→ **Objective**: Each record below is to be copied word for word, with pictures removed.

☆ ☆ ☆

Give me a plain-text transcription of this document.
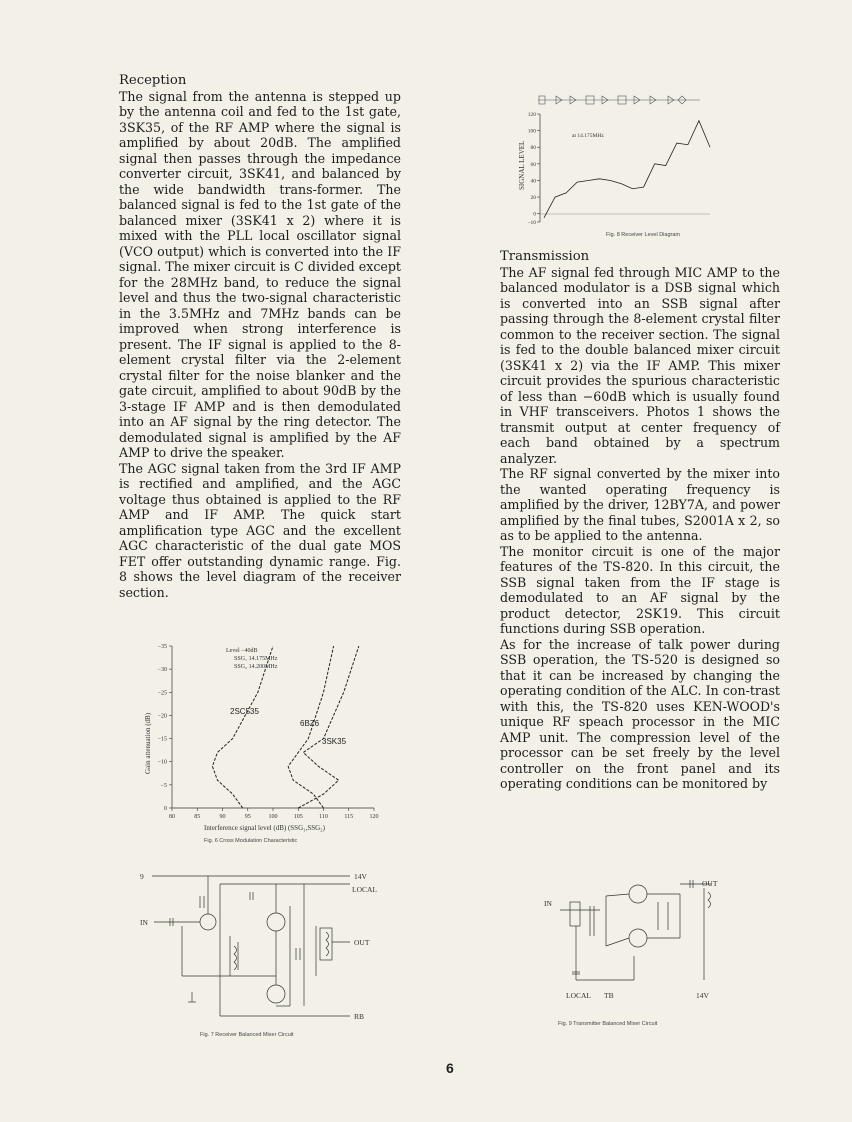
Reception

The signal from the antenna is stepped up by the antenna coil and fed to the 1st gate, 3SK35, of the RF AMP where the signal is amplified by about 20dB. The amplified signal then passes through the impedance converter circuit, 3SK41, and balanced by the wide bandwidth trans-former. The balanced signal is fed to the 1st gate of the balanced mixer (3SK41 x 2) where it is mixed with the PLL local oscillator signal (VCO output) which is converted into the IF signal. The mixer circuit is C divided except for the 28MHz band, to reduce the signal level and thus the two-signal characteristic in the 3.5MHz and 7MHz bands can be improved when strong interference is present. The IF signal is applied to the 8-element crystal filter via the 2-element crystal filter for the noise blanker and the gate circuit, amplified to about 90dB by the 3-stage IF AMP and is then demodulated into an AF signal by the ring detector. The demodulated signal is amplified by the AF AMP to drive the speaker.

The AGC signal taken from the 3rd IF AMP is rectified and amplified, and the AGC voltage thus obtained is applied to the RF AMP and IF AMP. The quick start amplification type AGC and the excellent AGC characteristic of the dual gate MOS FET offer outstanding dynamic range. Fig. 8 shows the level diagram of the receiver section.

120
100
80
60
40
20
0
−10
SIGNAL LEVEL
at 14.175MHz
Fig. 8 Receiver Level Diagram
Transmission

The AF signal fed through MIC AMP to the balanced modulator is a DSB signal which is converted into an SSB signal after passing through the 8-element crystal filter common to the receiver section. The signal is fed to the double balanced mixer circuit (3SK41 x 2) via the IF AMP. This mixer circuit provides the spurious characteristic of less than −60dB which is usually found in VHF transceivers. Photos 1 shows the transmit output at center frequency of each band obtained by a spectrum analyzer.

The RF signal converted by the mixer into the wanted operating frequency is amplified by the driver, 12BY7A, and power amplified by the final tubes, S2001A x 2, so as to be applied to the antenna.

The monitor circuit is one of the major features of the TS-820. In this circuit, the SSB signal taken from the IF stage is demodulated to an AF signal by the product detector, 2SK19. This circuit functions during SSB operation.

As for the increase of talk power during SSB operation, the TS-520 is designed so that it can be increased by changing the operating condition of the ALC. In con-trast with this, the TS-820 uses KEN-WOOD's unique RF speach processor in the MIC AMP unit. The compression level of the processor can be set freely by the level controller on the front panel and its operating conditions can be monitored by

−35
−30
−25
−20
−15
−10
−5
0
80	85	90	95	100	105	110	115	120
Level −40dB
SSG₁ 14.175MHz
SSG₂ 14.200MHz
2SC535
6BZ6
3SK35
Gain attenuation (dB)
Interference signal level (dB) (SSG₁,SSG₂)
Fig. 6 Cross Modulation Characteristic
9
IN
14V
LOCAL
OUT
RB
Fig. 7 Receiver Balanced Mixer Circuit
IN
OUT
LOCAL TB	14V
Fig. 9 Transmitter Balanced Mixer Circuit
6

☆ ☆ ☆

→ **Expected answer**:
Give me a plain-text transcription of this document.
Reception

The signal from the antenna is stepped up by the antenna coil and fed to the 1st gate, 3SK35, of the RF AMP where the signal is amplified by about 20dB. The amplified signal then passes through the impedance converter circuit, 3SK41, and balanced by the wide bandwidth trans-former. The balanced signal is fed to the 1st gate of the balanced mixer (3SK41 x 2) where it is mixed with the PLL local oscillator signal (VCO output) which is converted into the IF signal. The mixer circuit is C divided except for the 28MHz band, to reduce the signal level and thus the two-signal characteristic in the 3.5MHz and 7MHz bands can be improved when strong interference is present. The IF signal is applied to the 8-element crystal filter via the 2-element crystal filter for the noise blanker and the gate circuit, amplified to about 90dB by the 3-stage IF AMP and is then demodulated into an AF signal by the ring detector. The demodulated signal is amplified by the AF AMP to drive the speaker.

The AGC signal taken from the 3rd IF AMP is rectified and amplified, and the AGC voltage thus obtained is applied to the RF AMP and IF AMP. The quick start amplification type AGC and the excellent AGC characteristic of the dual gate MOS FET offer outstanding dynamic range. Fig. 8 shows the level diagram of the receiver section.

120
100
80
60
40
20
0
−10
SIGNAL LEVEL
at 14.175MHz
Fig. 8 Receiver Level Diagram
Transmission

The AF signal fed through MIC AMP to the balanced modulator is a DSB signal which is converted into an SSB signal after passing through the 8-element crystal filter common to the receiver section. The signal is fed to the double balanced mixer circuit (3SK41 x 2) via the IF AMP. This mixer circuit provides the spurious characteristic of less than −60dB which is usually found in VHF transceivers. Photos 1 shows the transmit output at center frequency of each band obtained by a spectrum analyzer.

The RF signal converted by the mixer into the wanted operating frequency is amplified by the driver, 12BY7A, and power amplified by the final tubes, S2001A x 2, so as to be applied to the antenna.

The monitor circuit is one of the major features of the TS-820. In this circuit, the SSB signal taken from the IF stage is demodulated to an AF signal by the product detector, 2SK19. This circuit functions during SSB operation.

As for the increase of talk power during SSB operation, the TS-520 is designed so that it can be increased by changing the operating condition of the ALC. In con-trast with this, the TS-820 uses KEN-WOOD's unique RF speach processor in the MIC AMP unit. The compression level of the processor can be set freely by the level controller on the front panel and its operating conditions can be monitored by

−35
−30
−25
−20
−15
−10
−5
0
80	85	90	95	100	105	110	115	120
Level −40dB
SSG₁ 14.175MHz
SSG₂ 14.200MHz
2SC535
6BZ6
3SK35
Gain attenuation (dB)
Interference signal level (dB) (SSG₁,SSG₂)
Fig. 6 Cross Modulation Characteristic
9
IN
14V
LOCAL
OUT
RB
Fig. 7 Receiver Balanced Mixer Circuit
IN
OUT
LOCAL TB	14V
Fig. 9 Transmitter Balanced Mixer Circuit
6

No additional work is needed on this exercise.